* [Given problem]: Extract every line of the material that holds the string "нежилых".

___ Input material

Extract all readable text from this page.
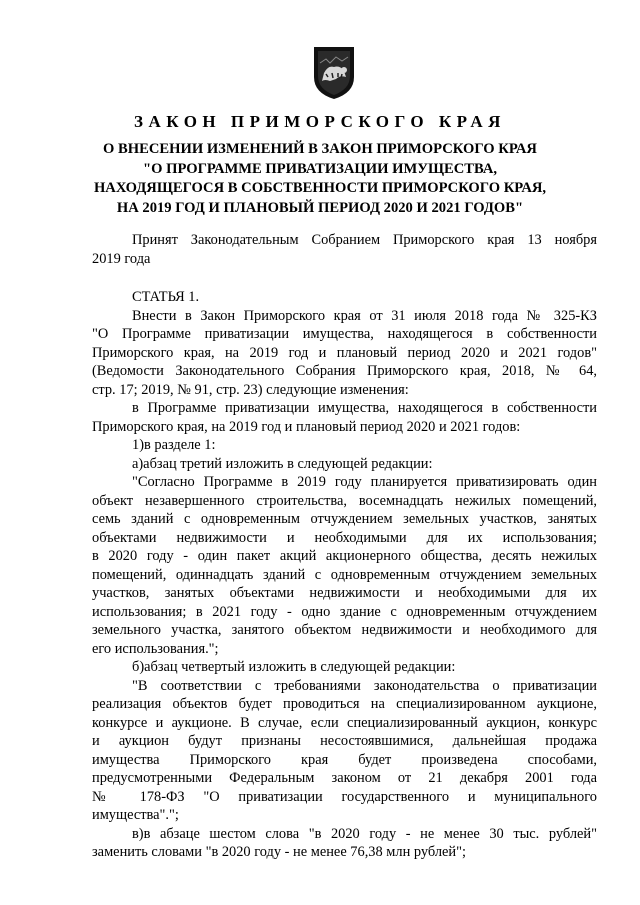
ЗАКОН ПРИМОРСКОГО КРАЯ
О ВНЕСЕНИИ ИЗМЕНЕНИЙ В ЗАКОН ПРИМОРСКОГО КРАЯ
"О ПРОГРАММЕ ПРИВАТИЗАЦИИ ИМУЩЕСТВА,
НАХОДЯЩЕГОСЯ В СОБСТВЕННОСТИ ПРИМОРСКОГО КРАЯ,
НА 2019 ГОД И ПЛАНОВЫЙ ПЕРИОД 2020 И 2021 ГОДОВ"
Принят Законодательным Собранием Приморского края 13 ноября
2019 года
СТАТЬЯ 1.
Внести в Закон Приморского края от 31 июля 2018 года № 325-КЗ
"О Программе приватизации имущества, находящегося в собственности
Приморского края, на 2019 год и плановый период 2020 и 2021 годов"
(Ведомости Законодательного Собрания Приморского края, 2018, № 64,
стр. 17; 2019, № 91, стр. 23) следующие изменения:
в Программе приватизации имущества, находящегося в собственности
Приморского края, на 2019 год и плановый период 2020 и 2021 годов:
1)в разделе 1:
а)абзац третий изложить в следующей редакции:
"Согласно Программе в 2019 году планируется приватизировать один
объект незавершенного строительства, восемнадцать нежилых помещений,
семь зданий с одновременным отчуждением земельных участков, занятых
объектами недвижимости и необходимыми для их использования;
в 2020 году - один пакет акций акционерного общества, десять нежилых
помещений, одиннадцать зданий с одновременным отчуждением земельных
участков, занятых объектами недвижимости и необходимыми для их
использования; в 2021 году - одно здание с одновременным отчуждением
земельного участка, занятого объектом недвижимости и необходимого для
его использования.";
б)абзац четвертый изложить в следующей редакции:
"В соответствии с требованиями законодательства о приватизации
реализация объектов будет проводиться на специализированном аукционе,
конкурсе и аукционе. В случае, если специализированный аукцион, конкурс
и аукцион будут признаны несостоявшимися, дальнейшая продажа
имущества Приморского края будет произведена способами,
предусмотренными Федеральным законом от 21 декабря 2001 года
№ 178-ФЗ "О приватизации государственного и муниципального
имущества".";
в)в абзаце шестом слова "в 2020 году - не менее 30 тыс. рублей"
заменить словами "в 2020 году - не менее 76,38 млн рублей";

______
___ Input material

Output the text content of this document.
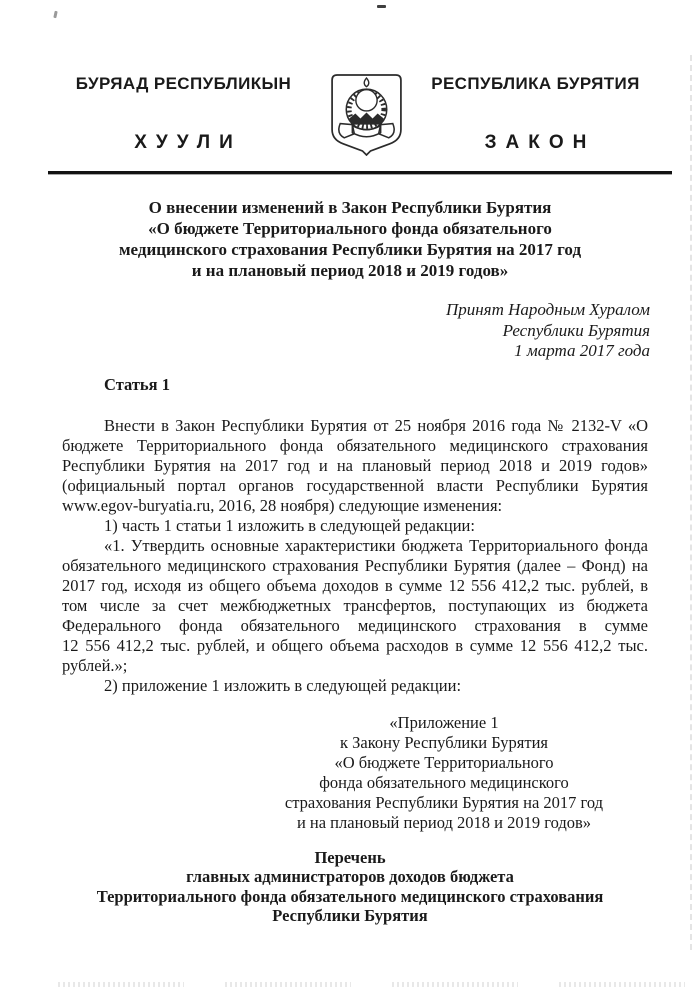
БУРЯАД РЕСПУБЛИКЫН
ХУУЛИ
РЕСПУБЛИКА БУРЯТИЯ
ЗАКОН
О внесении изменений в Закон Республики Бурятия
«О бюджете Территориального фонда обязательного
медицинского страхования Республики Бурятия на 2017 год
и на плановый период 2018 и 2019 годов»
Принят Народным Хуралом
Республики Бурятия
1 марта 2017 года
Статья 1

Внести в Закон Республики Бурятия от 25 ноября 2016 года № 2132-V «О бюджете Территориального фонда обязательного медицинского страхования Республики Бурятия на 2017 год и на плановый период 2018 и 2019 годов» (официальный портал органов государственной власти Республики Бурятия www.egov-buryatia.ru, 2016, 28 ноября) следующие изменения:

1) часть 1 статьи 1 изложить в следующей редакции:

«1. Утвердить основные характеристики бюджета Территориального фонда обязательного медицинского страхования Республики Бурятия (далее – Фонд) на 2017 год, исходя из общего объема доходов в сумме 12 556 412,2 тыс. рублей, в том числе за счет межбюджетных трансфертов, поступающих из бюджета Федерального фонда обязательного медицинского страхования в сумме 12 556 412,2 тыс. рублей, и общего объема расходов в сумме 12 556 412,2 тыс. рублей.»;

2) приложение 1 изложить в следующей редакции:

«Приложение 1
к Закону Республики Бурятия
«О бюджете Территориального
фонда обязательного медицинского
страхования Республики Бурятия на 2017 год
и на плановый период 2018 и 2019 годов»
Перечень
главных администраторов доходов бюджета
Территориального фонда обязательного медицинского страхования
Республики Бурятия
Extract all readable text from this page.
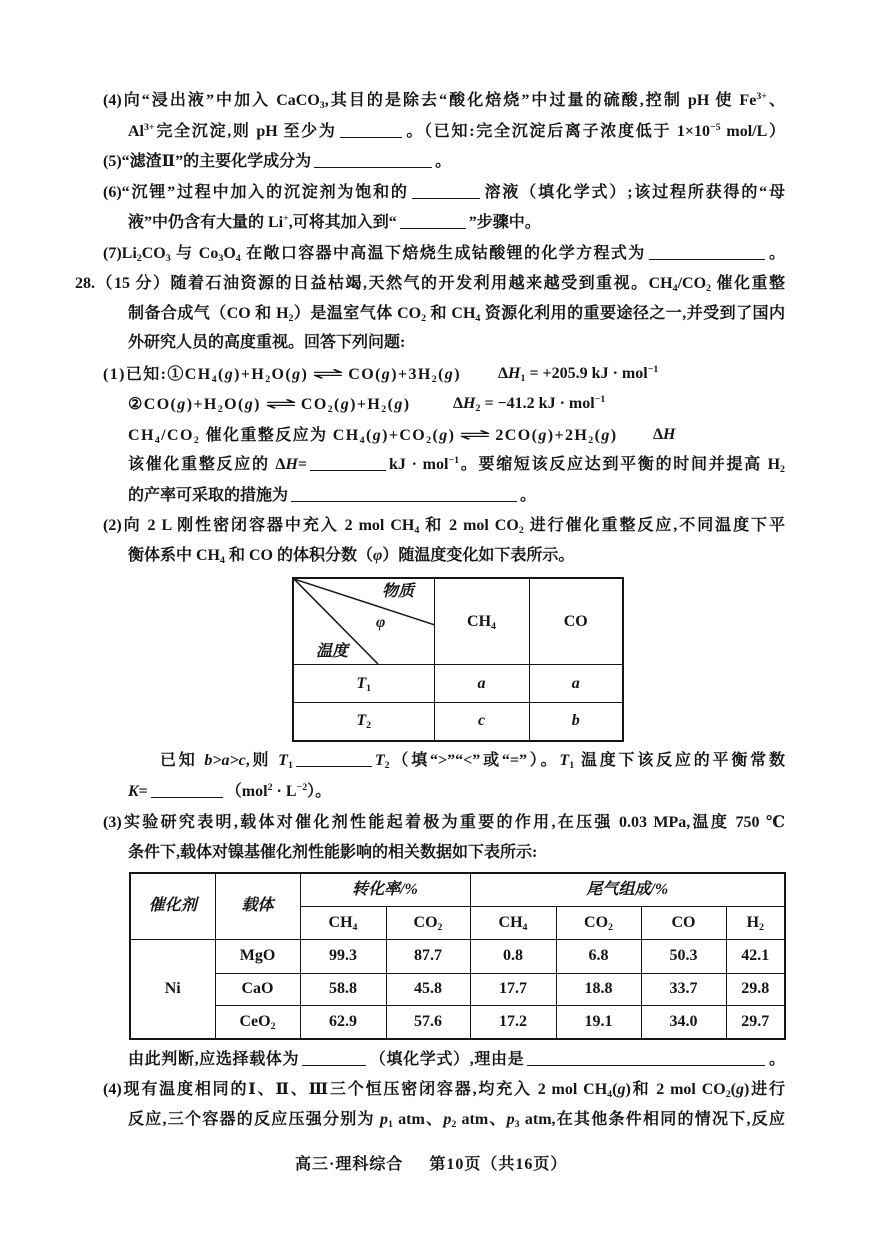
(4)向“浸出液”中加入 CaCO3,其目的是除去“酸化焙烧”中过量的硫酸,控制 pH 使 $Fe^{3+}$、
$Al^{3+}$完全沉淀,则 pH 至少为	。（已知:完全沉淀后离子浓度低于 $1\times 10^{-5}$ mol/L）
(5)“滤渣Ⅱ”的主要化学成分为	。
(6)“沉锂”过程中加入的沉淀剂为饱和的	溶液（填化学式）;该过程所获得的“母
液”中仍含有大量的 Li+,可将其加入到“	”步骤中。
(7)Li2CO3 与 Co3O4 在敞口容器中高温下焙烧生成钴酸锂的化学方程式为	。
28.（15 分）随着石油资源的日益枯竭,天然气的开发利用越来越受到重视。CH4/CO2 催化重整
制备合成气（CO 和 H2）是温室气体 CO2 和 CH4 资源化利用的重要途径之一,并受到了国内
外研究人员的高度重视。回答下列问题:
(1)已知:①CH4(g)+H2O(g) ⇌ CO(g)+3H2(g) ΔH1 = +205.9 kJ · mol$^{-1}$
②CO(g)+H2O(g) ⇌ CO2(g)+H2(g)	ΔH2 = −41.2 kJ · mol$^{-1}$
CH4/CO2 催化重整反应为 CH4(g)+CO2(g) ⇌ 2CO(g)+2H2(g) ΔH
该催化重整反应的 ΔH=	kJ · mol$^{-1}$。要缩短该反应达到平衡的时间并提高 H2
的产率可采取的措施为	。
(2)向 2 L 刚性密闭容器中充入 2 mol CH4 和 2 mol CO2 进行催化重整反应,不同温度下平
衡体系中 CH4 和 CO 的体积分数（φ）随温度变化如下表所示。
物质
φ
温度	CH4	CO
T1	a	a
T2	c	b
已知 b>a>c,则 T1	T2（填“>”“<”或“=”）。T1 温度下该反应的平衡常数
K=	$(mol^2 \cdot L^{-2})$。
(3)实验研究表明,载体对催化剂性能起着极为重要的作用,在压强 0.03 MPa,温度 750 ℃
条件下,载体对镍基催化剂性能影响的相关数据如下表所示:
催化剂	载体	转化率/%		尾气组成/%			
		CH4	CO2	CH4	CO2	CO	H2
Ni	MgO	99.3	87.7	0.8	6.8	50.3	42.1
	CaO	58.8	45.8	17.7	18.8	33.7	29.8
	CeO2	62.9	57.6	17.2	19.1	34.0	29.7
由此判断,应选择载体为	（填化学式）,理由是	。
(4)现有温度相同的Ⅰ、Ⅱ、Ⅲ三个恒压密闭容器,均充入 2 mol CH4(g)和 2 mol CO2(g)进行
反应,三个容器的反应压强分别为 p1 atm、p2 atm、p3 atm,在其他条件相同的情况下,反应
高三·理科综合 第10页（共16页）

______

* [Finished task]:
объект незавершенного строительства, восемнадцать нежилых помещений,
в 2020 году - один пакет акций акционерного общества, десять нежилых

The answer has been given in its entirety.